(Extracted records)
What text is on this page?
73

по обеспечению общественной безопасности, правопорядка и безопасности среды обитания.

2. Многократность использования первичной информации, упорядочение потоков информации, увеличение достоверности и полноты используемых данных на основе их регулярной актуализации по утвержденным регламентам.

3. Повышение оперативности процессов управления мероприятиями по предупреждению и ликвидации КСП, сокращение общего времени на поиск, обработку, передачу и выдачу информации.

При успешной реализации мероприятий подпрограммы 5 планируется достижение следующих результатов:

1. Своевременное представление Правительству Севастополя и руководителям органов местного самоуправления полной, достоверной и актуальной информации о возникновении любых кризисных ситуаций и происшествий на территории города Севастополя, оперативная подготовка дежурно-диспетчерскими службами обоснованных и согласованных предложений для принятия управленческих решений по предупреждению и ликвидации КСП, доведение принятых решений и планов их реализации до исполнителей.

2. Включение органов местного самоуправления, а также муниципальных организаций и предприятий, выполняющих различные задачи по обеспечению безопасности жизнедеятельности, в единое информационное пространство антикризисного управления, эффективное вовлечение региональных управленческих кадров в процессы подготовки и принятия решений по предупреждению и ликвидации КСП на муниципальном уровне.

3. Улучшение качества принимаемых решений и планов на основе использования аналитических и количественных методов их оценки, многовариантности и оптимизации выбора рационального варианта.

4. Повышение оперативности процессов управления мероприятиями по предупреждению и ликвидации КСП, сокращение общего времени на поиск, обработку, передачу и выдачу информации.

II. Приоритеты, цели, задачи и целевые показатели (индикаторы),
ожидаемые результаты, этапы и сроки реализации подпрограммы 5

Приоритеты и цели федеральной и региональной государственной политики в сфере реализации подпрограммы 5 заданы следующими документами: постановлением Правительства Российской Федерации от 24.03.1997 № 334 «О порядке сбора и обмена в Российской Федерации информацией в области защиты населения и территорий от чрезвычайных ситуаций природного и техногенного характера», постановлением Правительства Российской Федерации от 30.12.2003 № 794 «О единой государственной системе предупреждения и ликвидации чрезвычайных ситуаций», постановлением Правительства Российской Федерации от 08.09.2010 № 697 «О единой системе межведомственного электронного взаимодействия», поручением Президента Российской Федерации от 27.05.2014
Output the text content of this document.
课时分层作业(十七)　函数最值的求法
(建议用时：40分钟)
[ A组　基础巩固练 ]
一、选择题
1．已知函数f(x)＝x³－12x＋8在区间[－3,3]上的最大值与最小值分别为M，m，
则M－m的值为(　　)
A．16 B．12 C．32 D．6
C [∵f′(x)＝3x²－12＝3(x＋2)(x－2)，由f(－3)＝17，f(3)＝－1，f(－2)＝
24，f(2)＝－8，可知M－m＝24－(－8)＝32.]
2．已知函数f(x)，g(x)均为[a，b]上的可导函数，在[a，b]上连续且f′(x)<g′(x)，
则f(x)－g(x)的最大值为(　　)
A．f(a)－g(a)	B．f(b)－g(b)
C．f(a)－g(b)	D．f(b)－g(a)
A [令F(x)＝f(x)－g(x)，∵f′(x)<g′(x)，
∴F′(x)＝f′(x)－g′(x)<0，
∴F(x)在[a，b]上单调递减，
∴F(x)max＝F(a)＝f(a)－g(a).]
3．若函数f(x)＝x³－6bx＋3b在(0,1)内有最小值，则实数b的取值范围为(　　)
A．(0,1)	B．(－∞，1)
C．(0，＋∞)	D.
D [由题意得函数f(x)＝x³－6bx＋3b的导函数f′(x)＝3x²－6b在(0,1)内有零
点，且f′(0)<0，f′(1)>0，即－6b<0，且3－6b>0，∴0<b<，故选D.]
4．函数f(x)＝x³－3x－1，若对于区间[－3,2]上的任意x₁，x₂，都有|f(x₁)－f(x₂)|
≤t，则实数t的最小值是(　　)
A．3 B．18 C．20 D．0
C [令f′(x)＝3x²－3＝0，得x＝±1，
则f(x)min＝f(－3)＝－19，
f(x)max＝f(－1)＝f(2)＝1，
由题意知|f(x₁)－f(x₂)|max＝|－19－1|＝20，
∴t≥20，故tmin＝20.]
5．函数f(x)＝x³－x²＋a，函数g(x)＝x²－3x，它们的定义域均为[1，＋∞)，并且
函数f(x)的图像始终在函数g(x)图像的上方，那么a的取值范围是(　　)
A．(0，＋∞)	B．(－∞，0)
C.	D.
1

## Task prompt
Return each line of the data exactly as written above.

## Response to this task
What text is on this page?
73

по обеспечению общественной безопасности, правопорядка и безопасности среды обитания.

2. Многократность использования первичной информации, упорядочение потоков информации, увеличение достоверности и полноты используемых данных на основе их регулярной актуализации по утвержденным регламентам.

3. Повышение оперативности процессов управления мероприятиями по предупреждению и ликвидации КСП, сокращение общего времени на поиск, обработку, передачу и выдачу информации.

При успешной реализации мероприятий подпрограммы 5 планируется достижение следующих результатов:

1. Своевременное представление Правительству Севастополя и руководителям органов местного самоуправления полной, достоверной и актуальной информации о возникновении любых кризисных ситуаций и происшествий на территории города Севастополя, оперативная подготовка дежурно-диспетчерскими службами обоснованных и согласованных предложений для принятия управленческих решений по предупреждению и ликвидации КСП, доведение принятых решений и планов их реализации до исполнителей.

2. Включение органов местного самоуправления, а также муниципальных организаций и предприятий, выполняющих различные задачи по обеспечению безопасности жизнедеятельности, в единое информационное пространство антикризисного управления, эффективное вовлечение региональных управленческих кадров в процессы подготовки и принятия решений по предупреждению и ликвидации КСП на муниципальном уровне.

3. Улучшение качества принимаемых решений и планов на основе использования аналитических и количественных методов их оценки, многовариантности и оптимизации выбора рационального варианта.

4. Повышение оперативности процессов управления мероприятиями по предупреждению и ликвидации КСП, сокращение общего времени на поиск, обработку, передачу и выдачу информации.

II. Приоритеты, цели, задачи и целевые показатели (индикаторы),
ожидаемые результаты, этапы и сроки реализации подпрограммы 5

Приоритеты и цели федеральной и региональной государственной политики в сфере реализации подпрограммы 5 заданы следующими документами: постановлением Правительства Российской Федерации от 24.03.1997 № 334 «О порядке сбора и обмена в Российской Федерации информацией в области защиты населения и территорий от чрезвычайных ситуаций природного и техногенного характера», постановлением Правительства Российской Федерации от 30.12.2003 № 794 «О единой государственной системе предупреждения и ликвидации чрезвычайных ситуаций», постановлением Правительства Российской Федерации от 08.09.2010 № 697 «О единой системе межведомственного электронного взаимодействия», поручением Президента Российской Федерации от 27.05.2014
Output the text content of this document.
课时分层作业(十七)　函数最值的求法
(建议用时：40分钟)
[ A组　基础巩固练 ]
一、选择题
1．已知函数f(x)＝x³－12x＋8在区间[－3,3]上的最大值与最小值分别为M，m，
则M－m的值为(　　)
A．16 B．12 C．32 D．6
C [∵f′(x)＝3x²－12＝3(x＋2)(x－2)，由f(－3)＝17，f(3)＝－1，f(－2)＝
24，f(2)＝－8，可知M－m＝24－(－8)＝32.]
2．已知函数f(x)，g(x)均为[a，b]上的可导函数，在[a，b]上连续且f′(x)<g′(x)，
则f(x)－g(x)的最大值为(　　)
A．f(a)－g(a)	B．f(b)－g(b)
C．f(a)－g(b)	D．f(b)－g(a)
A [令F(x)＝f(x)－g(x)，∵f′(x)<g′(x)，
∴F′(x)＝f′(x)－g′(x)<0，
∴F(x)在[a，b]上单调递减，
∴F(x)max＝F(a)＝f(a)－g(a).]
3．若函数f(x)＝x³－6bx＋3b在(0,1)内有最小值，则实数b的取值范围为(　　)
A．(0,1)	B．(－∞，1)
C．(0，＋∞)	D.
D [由题意得函数f(x)＝x³－6bx＋3b的导函数f′(x)＝3x²－6b在(0,1)内有零
点，且f′(0)<0，f′(1)>0，即－6b<0，且3－6b>0，∴0<b<，故选D.]
4．函数f(x)＝x³－3x－1，若对于区间[－3,2]上的任意x₁，x₂，都有|f(x₁)－f(x₂)|
≤t，则实数t的最小值是(　　)
A．3 B．18 C．20 D．0
C [令f′(x)＝3x²－3＝0，得x＝±1，
则f(x)min＝f(－3)＝－19，
f(x)max＝f(－1)＝f(2)＝1，
由题意知|f(x₁)－f(x₂)|max＝|－19－1|＝20，
∴t≥20，故tmin＝20.]
5．函数f(x)＝x³－x²＋a，函数g(x)＝x²－3x，它们的定义域均为[1，＋∞)，并且
函数f(x)的图像始终在函数g(x)图像的上方，那么a的取值范围是(　　)
A．(0，＋∞)	B．(－∞，0)
C.	D.
1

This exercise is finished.